Sven Oftedal (3 June 1905 – 23 June 1948) was a Norwegian physician and politician, representing the Labour Party. He was Minister of Social Affairs in 1945 and 1945-1948 and a member of the Storting (1945-1948).

Biography
Oftedal was born at Stavanger in Rogaland, Norway. He was the son of Lars Oftedal (1877-1932) and Alice Stephansen (1877-1938). His father was  editor of Stavanger Aftenblad. His brother Christian Stephansen Oftedal (1907–1955) was a member of the Norwegian Parliament and  served as a member of the Norwegian Nobel Committee.

After graduating at the Stavanger Cathedral School in 1923, he went to the University of Oslo to study medicine.  He graduated Cand.med. in 1930.  He served at Stavanger Hospital from 1931 to 1932.  Oftedal established himself as a private practice doctor in Stavanger from 1933 to 1941. He was elected as member of Stavanger City Council from 1934 to 1940.

·····

WHAT YOU HAVE TO DO — Copy out, word for word, the stretch of the Sven Oftedal biography from "Sven Oftedal (3" through "Norwegian Nobel Committee.".

DATA SECTION —
·····

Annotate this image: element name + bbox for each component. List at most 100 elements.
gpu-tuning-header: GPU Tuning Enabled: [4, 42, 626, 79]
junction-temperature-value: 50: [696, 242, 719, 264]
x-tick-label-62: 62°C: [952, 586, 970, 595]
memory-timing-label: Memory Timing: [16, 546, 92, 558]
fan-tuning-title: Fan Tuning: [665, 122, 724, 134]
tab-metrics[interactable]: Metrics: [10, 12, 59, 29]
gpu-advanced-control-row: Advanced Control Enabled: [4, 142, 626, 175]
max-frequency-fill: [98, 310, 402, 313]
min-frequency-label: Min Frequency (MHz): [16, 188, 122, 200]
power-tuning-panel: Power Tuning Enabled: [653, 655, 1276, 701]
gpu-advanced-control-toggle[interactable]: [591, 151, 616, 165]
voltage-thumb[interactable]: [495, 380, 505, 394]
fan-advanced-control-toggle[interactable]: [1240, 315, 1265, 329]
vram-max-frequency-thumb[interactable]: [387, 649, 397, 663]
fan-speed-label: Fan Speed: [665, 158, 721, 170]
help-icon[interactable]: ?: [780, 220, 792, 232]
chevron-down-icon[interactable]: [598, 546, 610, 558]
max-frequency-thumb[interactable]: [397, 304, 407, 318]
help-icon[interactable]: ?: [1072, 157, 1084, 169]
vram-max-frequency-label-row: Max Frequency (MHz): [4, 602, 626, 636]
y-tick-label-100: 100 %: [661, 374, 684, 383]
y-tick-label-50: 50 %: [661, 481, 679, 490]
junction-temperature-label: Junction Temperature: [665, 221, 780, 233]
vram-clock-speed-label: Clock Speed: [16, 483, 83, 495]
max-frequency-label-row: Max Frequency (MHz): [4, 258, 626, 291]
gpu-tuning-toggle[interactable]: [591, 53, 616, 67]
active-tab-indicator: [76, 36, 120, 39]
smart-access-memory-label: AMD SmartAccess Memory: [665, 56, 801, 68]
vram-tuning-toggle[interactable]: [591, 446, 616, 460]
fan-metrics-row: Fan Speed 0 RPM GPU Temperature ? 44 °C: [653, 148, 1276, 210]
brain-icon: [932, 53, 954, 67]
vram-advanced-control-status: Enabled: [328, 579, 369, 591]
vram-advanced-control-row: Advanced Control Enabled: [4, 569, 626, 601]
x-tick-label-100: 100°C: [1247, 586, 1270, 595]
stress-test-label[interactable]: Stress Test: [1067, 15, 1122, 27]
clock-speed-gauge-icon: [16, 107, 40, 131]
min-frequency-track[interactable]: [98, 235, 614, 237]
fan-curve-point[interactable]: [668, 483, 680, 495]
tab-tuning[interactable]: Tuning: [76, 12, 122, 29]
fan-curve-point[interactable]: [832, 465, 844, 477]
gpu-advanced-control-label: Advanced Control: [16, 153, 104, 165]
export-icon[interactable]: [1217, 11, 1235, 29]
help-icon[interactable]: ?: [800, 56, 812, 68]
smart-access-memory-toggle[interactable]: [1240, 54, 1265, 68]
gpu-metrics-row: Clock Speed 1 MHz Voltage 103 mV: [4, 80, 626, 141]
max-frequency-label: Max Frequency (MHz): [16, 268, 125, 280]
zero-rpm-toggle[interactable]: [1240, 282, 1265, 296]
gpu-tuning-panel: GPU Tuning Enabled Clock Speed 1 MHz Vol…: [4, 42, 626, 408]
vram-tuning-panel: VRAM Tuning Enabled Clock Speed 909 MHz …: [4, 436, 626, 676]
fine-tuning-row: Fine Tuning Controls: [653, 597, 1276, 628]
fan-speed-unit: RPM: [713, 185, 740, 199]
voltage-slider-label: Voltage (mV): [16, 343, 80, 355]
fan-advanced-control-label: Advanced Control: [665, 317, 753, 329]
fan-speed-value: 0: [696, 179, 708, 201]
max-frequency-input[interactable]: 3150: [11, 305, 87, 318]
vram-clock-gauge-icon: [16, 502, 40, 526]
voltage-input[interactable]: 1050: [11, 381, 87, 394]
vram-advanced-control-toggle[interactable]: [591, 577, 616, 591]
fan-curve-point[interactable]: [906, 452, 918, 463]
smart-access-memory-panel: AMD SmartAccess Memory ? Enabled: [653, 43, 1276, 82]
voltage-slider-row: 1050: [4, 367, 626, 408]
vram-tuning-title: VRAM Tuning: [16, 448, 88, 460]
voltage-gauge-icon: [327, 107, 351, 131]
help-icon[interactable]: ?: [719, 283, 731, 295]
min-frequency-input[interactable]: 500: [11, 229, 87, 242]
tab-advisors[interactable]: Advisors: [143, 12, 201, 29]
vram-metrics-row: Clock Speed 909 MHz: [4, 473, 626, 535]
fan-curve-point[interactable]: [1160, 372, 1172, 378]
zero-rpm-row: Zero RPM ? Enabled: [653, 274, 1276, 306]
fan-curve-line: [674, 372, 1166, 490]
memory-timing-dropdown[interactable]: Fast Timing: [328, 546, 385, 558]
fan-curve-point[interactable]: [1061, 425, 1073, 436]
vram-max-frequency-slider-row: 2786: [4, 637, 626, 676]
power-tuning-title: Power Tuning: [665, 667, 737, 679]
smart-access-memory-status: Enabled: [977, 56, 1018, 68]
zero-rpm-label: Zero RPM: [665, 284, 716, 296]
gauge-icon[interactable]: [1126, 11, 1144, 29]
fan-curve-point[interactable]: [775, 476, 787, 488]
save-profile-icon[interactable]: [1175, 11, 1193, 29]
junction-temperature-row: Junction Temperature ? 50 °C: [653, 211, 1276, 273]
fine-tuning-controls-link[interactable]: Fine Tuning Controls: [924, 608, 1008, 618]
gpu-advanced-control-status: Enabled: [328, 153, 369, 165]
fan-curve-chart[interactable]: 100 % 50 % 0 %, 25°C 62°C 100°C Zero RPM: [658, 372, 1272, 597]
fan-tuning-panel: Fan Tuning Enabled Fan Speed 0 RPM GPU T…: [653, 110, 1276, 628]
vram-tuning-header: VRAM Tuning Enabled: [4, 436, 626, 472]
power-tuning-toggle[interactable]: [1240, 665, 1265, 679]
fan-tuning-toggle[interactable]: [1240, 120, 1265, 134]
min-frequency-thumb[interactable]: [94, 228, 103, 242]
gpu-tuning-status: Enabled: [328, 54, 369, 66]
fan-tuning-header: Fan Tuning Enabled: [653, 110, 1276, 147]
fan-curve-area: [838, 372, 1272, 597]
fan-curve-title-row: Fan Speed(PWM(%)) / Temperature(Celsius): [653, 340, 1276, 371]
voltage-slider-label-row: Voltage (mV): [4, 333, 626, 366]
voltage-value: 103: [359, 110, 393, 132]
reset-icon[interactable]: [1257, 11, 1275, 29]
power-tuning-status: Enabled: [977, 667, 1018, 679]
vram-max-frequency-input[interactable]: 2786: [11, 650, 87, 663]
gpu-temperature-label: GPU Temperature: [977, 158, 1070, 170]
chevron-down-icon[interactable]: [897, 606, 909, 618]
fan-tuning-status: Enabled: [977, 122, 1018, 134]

·····

THE ANSWER —
Sven Oftedal (3 June 1905 – 23 June 1948) was a Norwegian physician and politician, representing the Labour Party. He was Minister of Social Affairs in 1945 and 1945-1948 and a member of the Storting (1945-1948).

Biography
Oftedal was born at Stavanger in Rogaland, Norway. He was the son of Lars Oftedal (1877-1932) and Alice Stephansen (1877-1938). His father was  editor of Stavanger Aftenblad. His brother Christian Stephansen Oftedal (1907–1955) was a member of the Norwegian Parliament and  served as a member of the Norwegian Nobel Committee.